→ AVAILABLE RECORDS
========================================

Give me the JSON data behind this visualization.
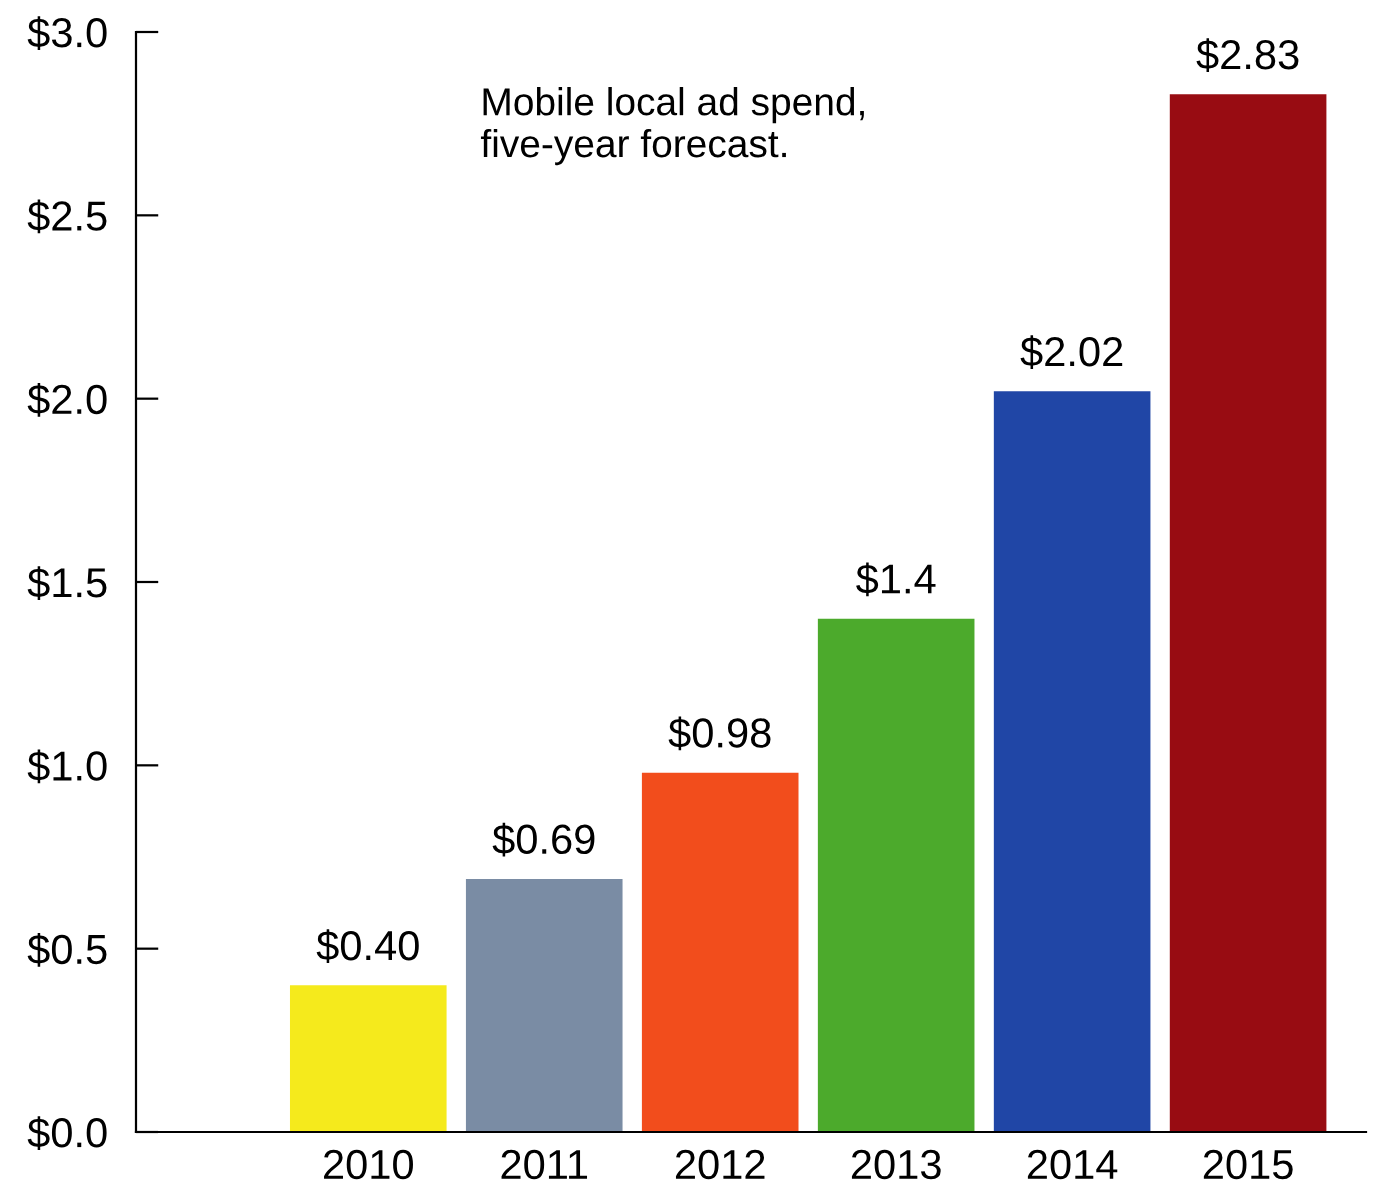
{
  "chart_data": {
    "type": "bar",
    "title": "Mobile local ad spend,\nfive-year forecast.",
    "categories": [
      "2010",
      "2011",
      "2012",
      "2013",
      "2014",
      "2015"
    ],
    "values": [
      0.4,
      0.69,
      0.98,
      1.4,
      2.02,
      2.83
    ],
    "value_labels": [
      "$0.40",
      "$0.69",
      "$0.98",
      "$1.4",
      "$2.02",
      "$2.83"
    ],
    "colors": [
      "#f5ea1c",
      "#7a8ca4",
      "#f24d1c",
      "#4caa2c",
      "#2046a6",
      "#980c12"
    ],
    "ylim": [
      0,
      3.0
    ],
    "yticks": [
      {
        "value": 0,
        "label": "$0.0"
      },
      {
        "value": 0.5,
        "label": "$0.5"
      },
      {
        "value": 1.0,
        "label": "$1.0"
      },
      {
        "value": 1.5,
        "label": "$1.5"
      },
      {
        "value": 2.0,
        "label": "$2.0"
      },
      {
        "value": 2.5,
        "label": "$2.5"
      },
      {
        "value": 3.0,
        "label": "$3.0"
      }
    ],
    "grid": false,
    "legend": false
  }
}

========================================

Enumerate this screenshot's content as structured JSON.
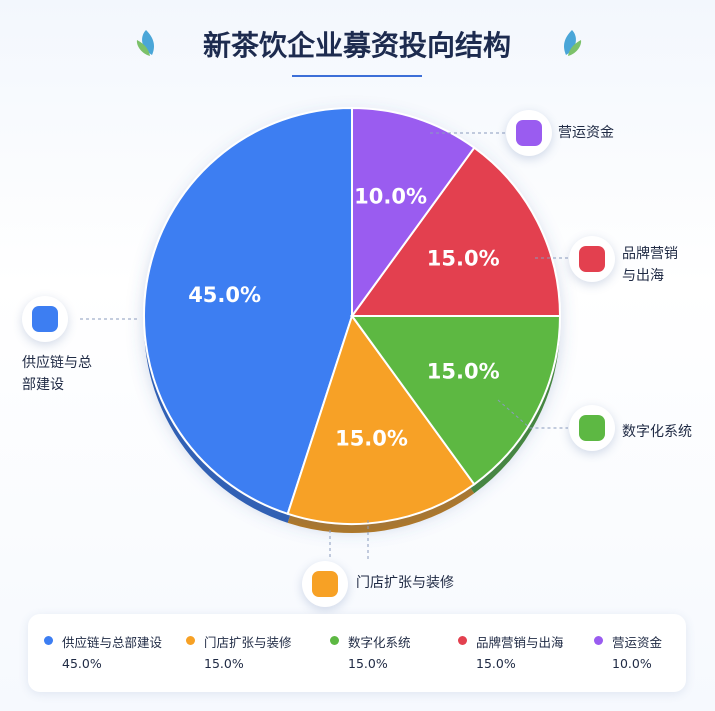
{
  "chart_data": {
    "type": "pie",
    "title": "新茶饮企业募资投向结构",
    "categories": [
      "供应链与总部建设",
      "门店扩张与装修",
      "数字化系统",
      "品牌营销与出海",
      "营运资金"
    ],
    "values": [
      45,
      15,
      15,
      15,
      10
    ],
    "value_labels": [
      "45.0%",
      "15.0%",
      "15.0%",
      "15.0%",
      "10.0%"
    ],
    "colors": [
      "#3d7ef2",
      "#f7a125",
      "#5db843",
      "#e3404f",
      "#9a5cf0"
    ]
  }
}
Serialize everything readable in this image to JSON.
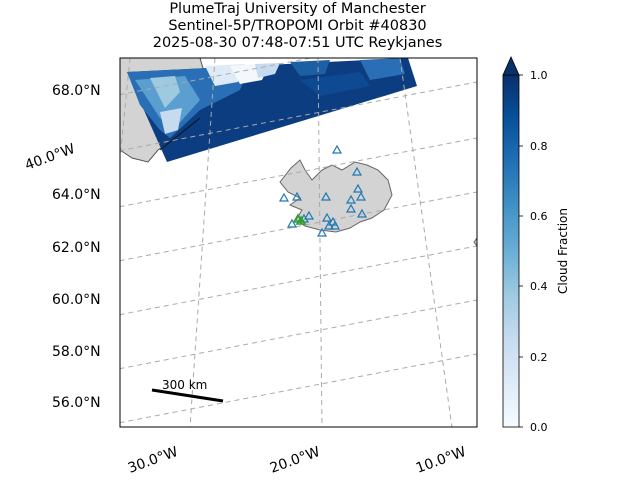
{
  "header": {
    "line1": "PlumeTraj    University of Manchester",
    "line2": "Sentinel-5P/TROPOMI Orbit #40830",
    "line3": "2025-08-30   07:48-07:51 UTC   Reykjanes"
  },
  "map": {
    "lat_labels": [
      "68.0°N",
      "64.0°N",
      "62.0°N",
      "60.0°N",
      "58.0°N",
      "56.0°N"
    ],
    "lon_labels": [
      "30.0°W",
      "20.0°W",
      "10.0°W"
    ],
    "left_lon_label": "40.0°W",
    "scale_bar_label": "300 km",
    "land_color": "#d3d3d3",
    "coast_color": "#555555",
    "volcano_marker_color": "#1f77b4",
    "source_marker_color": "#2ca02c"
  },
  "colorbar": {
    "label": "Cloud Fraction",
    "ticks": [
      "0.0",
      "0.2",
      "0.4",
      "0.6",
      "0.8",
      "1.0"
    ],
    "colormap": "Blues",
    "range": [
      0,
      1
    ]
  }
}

========================================

→ EXERCISE TASK
Lines containing the word "JSON" must all be returned from the material above.

→ RESULT OF THIS EXERCISE
Give me the JSON data behind this visualization.
Enumerate this screenshot's content as structured JSON.
Serialize everything readable in this image to JSON.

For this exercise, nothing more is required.